> **GIVEN RECORDS**
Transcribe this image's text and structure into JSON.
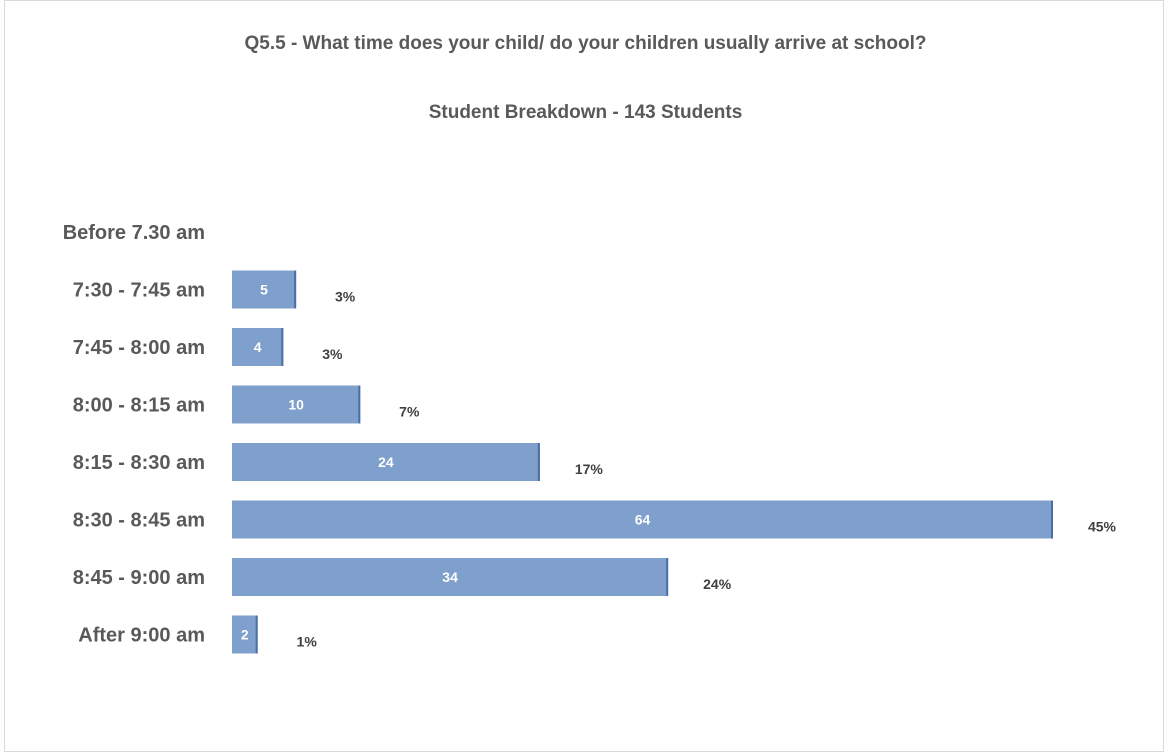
{
  "chart_data": {
    "type": "bar",
    "orientation": "horizontal",
    "title": "Q5.5 - What time does your child/ do your children usually arrive at school?",
    "subtitle": "Student Breakdown - 143 Students",
    "categories": [
      "Before 7.30 am",
      "7:30 - 7:45 am",
      "7:45 - 8:00 am",
      "8:00 - 8:15 am",
      "8:15 - 8:30 am",
      "8:30 - 8:45 am",
      "8:45 - 9:00 am",
      "After 9:00 am"
    ],
    "values": [
      0,
      5,
      4,
      10,
      24,
      64,
      34,
      2
    ],
    "percent_labels": [
      "",
      "3%",
      "3%",
      "7%",
      "17%",
      "45%",
      "24%",
      "1%"
    ],
    "value_labels": [
      "",
      "5",
      "4",
      "10",
      "24",
      "64",
      "34",
      "2"
    ],
    "xlim": [
      0,
      64
    ],
    "grid": false,
    "legend": "none",
    "colors": {
      "bar": "#7f9fcc",
      "bar_edge": "#4a6fa8",
      "text": "#595959"
    }
  }
}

> **SET PROBLEM**
Retype the whole listing exactly and leave the pictures out.

> **EXERCISE SOLUTION**
Transcribe this image's text and structure into JSON.
{
  "chart_data": {
    "type": "bar",
    "orientation": "horizontal",
    "title": "Q5.5 - What time does your child/ do your children usually arrive at school?",
    "subtitle": "Student Breakdown - 143 Students",
    "categories": [
      "Before 7.30 am",
      "7:30 - 7:45 am",
      "7:45 - 8:00 am",
      "8:00 - 8:15 am",
      "8:15 - 8:30 am",
      "8:30 - 8:45 am",
      "8:45 - 9:00 am",
      "After 9:00 am"
    ],
    "values": [
      0,
      5,
      4,
      10,
      24,
      64,
      34,
      2
    ],
    "percent_labels": [
      "",
      "3%",
      "3%",
      "7%",
      "17%",
      "45%",
      "24%",
      "1%"
    ],
    "value_labels": [
      "",
      "5",
      "4",
      "10",
      "24",
      "64",
      "34",
      "2"
    ],
    "xlim": [
      0,
      64
    ],
    "grid": false,
    "legend": "none",
    "colors": {
      "bar": "#7f9fcc",
      "bar_edge": "#4a6fa8",
      "text": "#595959"
    }
  }
}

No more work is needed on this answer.